Reproduce each line of the listing exactly.

Figure dataset records
>>>>

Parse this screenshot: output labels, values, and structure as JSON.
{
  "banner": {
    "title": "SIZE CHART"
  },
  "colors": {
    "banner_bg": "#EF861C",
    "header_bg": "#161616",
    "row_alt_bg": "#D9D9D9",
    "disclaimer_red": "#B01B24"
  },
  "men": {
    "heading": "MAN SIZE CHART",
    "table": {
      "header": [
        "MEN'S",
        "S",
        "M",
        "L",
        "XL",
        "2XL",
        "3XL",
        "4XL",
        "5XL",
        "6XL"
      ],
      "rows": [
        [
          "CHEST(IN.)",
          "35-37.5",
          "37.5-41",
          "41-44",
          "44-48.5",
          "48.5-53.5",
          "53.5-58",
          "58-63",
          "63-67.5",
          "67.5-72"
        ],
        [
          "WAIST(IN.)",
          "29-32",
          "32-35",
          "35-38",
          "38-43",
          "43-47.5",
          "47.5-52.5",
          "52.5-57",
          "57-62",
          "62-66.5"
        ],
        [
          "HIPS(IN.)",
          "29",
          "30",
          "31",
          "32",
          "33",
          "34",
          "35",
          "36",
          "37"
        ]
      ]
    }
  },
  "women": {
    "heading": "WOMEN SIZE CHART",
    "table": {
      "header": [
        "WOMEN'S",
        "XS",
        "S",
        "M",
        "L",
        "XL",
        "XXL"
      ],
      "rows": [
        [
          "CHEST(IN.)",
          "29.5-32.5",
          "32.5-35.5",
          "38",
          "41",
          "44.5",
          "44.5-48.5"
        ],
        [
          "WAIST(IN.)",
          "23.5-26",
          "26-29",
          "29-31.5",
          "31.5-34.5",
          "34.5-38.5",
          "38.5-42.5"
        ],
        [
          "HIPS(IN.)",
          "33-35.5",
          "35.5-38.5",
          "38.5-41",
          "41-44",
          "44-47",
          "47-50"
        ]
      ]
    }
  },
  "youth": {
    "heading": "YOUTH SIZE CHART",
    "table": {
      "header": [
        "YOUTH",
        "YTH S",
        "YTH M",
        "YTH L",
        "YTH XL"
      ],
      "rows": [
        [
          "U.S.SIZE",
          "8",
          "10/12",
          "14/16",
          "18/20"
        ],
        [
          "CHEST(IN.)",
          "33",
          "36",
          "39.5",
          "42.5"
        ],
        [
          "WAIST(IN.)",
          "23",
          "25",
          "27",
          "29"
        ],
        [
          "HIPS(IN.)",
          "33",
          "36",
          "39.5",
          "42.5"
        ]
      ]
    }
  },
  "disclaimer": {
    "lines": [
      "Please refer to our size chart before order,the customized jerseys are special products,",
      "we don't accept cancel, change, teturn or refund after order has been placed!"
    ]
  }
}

<<<<

## [FINAL RESULT]
Parse this screenshot: output labels, values, and structure as JSON.
{
  "banner": {
    "title": "SIZE CHART"
  },
  "colors": {
    "banner_bg": "#EF861C",
    "header_bg": "#161616",
    "row_alt_bg": "#D9D9D9",
    "disclaimer_red": "#B01B24"
  },
  "men": {
    "heading": "MAN SIZE CHART",
    "table": {
      "header": [
        "MEN'S",
        "S",
        "M",
        "L",
        "XL",
        "2XL",
        "3XL",
        "4XL",
        "5XL",
        "6XL"
      ],
      "rows": [
        [
          "CHEST(IN.)",
          "35-37.5",
          "37.5-41",
          "41-44",
          "44-48.5",
          "48.5-53.5",
          "53.5-58",
          "58-63",
          "63-67.5",
          "67.5-72"
        ],
        [
          "WAIST(IN.)",
          "29-32",
          "32-35",
          "35-38",
          "38-43",
          "43-47.5",
          "47.5-52.5",
          "52.5-57",
          "57-62",
          "62-66.5"
        ],
        [
          "HIPS(IN.)",
          "29",
          "30",
          "31",
          "32",
          "33",
          "34",
          "35",
          "36",
          "37"
        ]
      ]
    }
  },
  "women": {
    "heading": "WOMEN SIZE CHART",
    "table": {
      "header": [
        "WOMEN'S",
        "XS",
        "S",
        "M",
        "L",
        "XL",
        "XXL"
      ],
      "rows": [
        [
          "CHEST(IN.)",
          "29.5-32.5",
          "32.5-35.5",
          "38",
          "41",
          "44.5",
          "44.5-48.5"
        ],
        [
          "WAIST(IN.)",
          "23.5-26",
          "26-29",
          "29-31.5",
          "31.5-34.5",
          "34.5-38.5",
          "38.5-42.5"
        ],
        [
          "HIPS(IN.)",
          "33-35.5",
          "35.5-38.5",
          "38.5-41",
          "41-44",
          "44-47",
          "47-50"
        ]
      ]
    }
  },
  "youth": {
    "heading": "YOUTH SIZE CHART",
    "table": {
      "header": [
        "YOUTH",
        "YTH S",
        "YTH M",
        "YTH L",
        "YTH XL"
      ],
      "rows": [
        [
          "U.S.SIZE",
          "8",
          "10/12",
          "14/16",
          "18/20"
        ],
        [
          "CHEST(IN.)",
          "33",
          "36",
          "39.5",
          "42.5"
        ],
        [
          "WAIST(IN.)",
          "23",
          "25",
          "27",
          "29"
        ],
        [
          "HIPS(IN.)",
          "33",
          "36",
          "39.5",
          "42.5"
        ]
      ]
    }
  },
  "disclaimer": {
    "lines": [
      "Please refer to our size chart before order,the customized jerseys are special products,",
      "we don't accept cancel, change, teturn or refund after order has been placed!"
    ]
  }
}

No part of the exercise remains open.